**Tamamlanacak Görevler:**
1 – Gösterilen metne göre aşağıdaki soruları yanıtlayınız.
(a) Devlet televizyonu günde kaç saat Kürtçe yayın yapmaktadır?
(b) Devlet, Diyarbakır cezaevinde yaşananları hangi ifadeyle nitelendirerek itiraf etmektedir?
(c) Anlatılan eski tablo, kaç yıl geriye gidildiğinde karşımıza çıkmaktadır?
2 – Gösterilen metinde "Öyle milattan öncesinden" ifadesinden "ders olarak okutuluyor." ifadesine kadar uzanan bölümü, her iki ifade de dahil olmak üzere aynen yineleyiniz.

**Gösterilen Metin:**
-.-.-

TURKTIME’IN MANİFESTOSU…
Önce bir tespit yapalım.
Şöyle bir devlet işleyişimiz vardı: Kürt kelimesini açıkça telaffuz etmek hapse girme nedeniydi.
Kürtçe’yi değil yazışmalarda kullanmak, konuşmak bile cezalandırılan bir eylemdi.
Kürtler zaman zaman faili meçhul cinayetlerin kurbanıydı.
Kürtlerin yoğunlukla yaşadığı Güneydoğu devlet adına hareket ettiğini iddia eden çetelerin açık bir av alanıydı.
PKK’ya yardım ve yataklık gerekçesiyle Kürt köyleri boşaltılıyor, ormanlar yakılıyor, insanlar hak etmedikleri muameleye tabi tutuluyorlardı.
Öyle milattan öncesinden bahsetmiyoruz. Bu tablo bir 10 yıl geriye gidersek karşımıza çıkar.
Peki, şimdi durum ne?
Devlet yukarıda saydığımız tüm o tablodan dolayı özür diliyor. Diyarbakır cezaevinde yaşananların bir resmi cinnet olduğunu açıkça itiraf ediyor.
Bizzat devlet televizyonu 24 saat Kürtçe yayın yapıyor.
Başbakan açıkça Kürt halkı diyor.
Üniversitelerde Kürdoloji enstitüleri kuruluyor. Kürtçe ders olarak okutuluyor.
Kürtçe kursları rahatça açılabiliyor.
Meclis’te Kürtçe konuşma yapılıyor, kimse konuşmacıyı linç etmiyor.
Davetiyeler Kürtçe bastırılıyor, belediyeler tabelaları Kürtçe asabiliyor.
Kürtlere yönelik bir zamanların rutini olan faili meçhul cinayetler neredeyse son buldu.
Peki, tüm bunlar nasıl oldu?

-.-.-

**Sunulan Veriler:**

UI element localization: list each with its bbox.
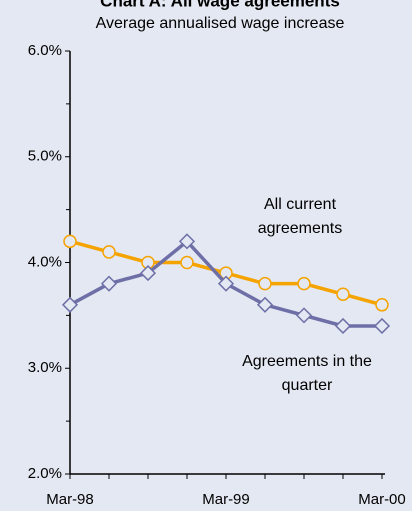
y-tick-label: 2.0% — [28, 465, 62, 482]
data-point — [61, 296, 79, 313]
series-annotation: Agreements in the quarter — [242, 353, 372, 394]
y-tick-label: 5.0% — [28, 148, 62, 165]
y-tick-label: 3.0% — [28, 359, 62, 376]
data-point — [63, 234, 77, 249]
data-point — [178, 233, 196, 250]
data-point — [295, 307, 313, 324]
data-point — [256, 296, 274, 313]
data-point — [102, 245, 116, 259]
x-tick-label: Mar-99 — [202, 491, 250, 508]
series-annotation: All current agreements — [257, 196, 343, 237]
x-tick-label: Mar-98 — [46, 491, 94, 508]
data-point — [334, 317, 352, 335]
y-tick-label: 4.0% — [28, 253, 62, 270]
chart-subtitle: Average annualised wage increase — [96, 15, 345, 32]
data-point — [336, 287, 350, 301]
data-point — [373, 317, 391, 335]
chart-title: Chart A: All wage agreements — [100, 0, 340, 10]
data-point — [297, 276, 311, 291]
y-tick-label: 6.0% — [28, 42, 62, 59]
data-point — [139, 265, 157, 282]
data-point — [217, 275, 235, 292]
data-point — [375, 298, 389, 312]
data-point — [180, 255, 194, 270]
x-tick-label: Mar-00 — [358, 491, 406, 508]
data-point — [258, 276, 272, 291]
data-point — [100, 275, 118, 292]
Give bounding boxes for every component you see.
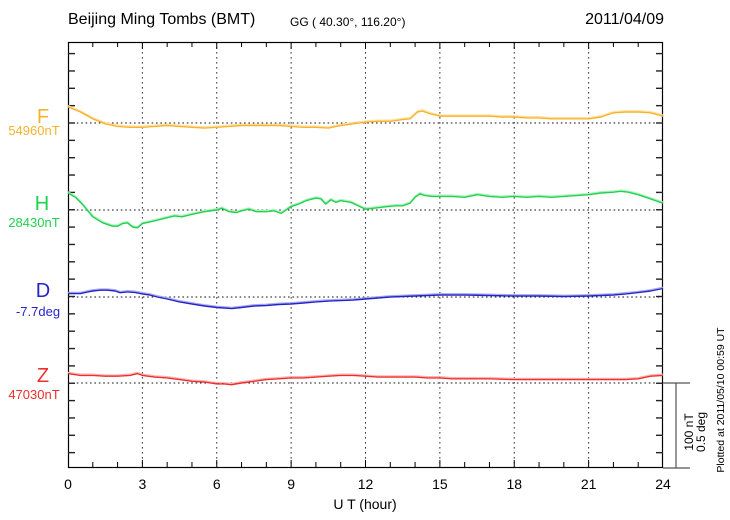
channel-label-F: F	[36, 106, 50, 128]
channel-baseline-F: 54960nT	[8, 123, 60, 138]
x-tick-label-12: 12	[357, 476, 374, 492]
x-tick-label-9: 9	[287, 476, 296, 492]
x-tick-label-3: 3	[138, 476, 147, 492]
series-F-curve	[67, 106, 664, 129]
series-Z-halo	[67, 371, 664, 384]
scalebar-deg-label: 0.5 deg	[694, 411, 708, 453]
plotted-at-note: Plotted at 2011/05/10 00:59 UT	[715, 327, 727, 473]
channel-label-D: D	[35, 280, 51, 302]
channel-label-H: H	[34, 193, 50, 215]
channel-label-Z: Z	[36, 365, 50, 387]
x-tick-label-6: 6	[212, 476, 221, 492]
series-D-halo	[68, 286, 664, 308]
x-axis-title: U T (hour)	[333, 496, 397, 512]
x-tick-label-18: 18	[506, 476, 523, 492]
channel-baseline-Z: 47030nT	[8, 387, 60, 402]
x-tick-label-24: 24	[655, 476, 671, 492]
x-tick-label-15: 15	[432, 476, 448, 492]
plot-date: 2011/04/09	[585, 11, 664, 28]
series-H-halo	[67, 189, 664, 228]
plot-frame	[67, 41, 664, 469]
channel-baseline-D: -7.7deg	[15, 304, 61, 319]
series-F-halo	[67, 104, 664, 128]
station-title: Beijing Ming Tombs (BMT)	[68, 11, 256, 28]
x-tick-label-21: 21	[580, 476, 597, 492]
series-D-curve	[68, 287, 664, 310]
station-coordinates: GG ( 40.30°, 116.20°)	[290, 15, 406, 29]
series-Z-curve	[67, 372, 664, 386]
channel-baseline-H: 28430nT	[8, 215, 60, 230]
series-H-curve	[67, 190, 664, 229]
x-tick-label-0: 0	[64, 476, 72, 492]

-.-.-

**Çözülen Görevler:**
1 –
(a) 24 saat.
(b) Resmi cinnet.
(c) 10 yıl.

2 –
Öyle milattan öncesinden bahsetmiyoruz. Bu tablo bir 10 yıl geriye gidersek karşımıza çıkar.
Peki, şimdi durum ne?
Devlet yukarıda saydığımız tüm o tablodan dolayı özür diliyor. Diyarbakır cezaevinde yaşananların bir resmi cinnet olduğunu açıkça itiraf ediyor.
Bizzat devlet televizyonu 24 saat Kürtçe yayın yapıyor.
Başbakan açıkça Kürt halkı diyor.
Üniversitelerde Kürdoloji enstitüleri kuruluyor. Kürtçe ders olarak okutuluyor.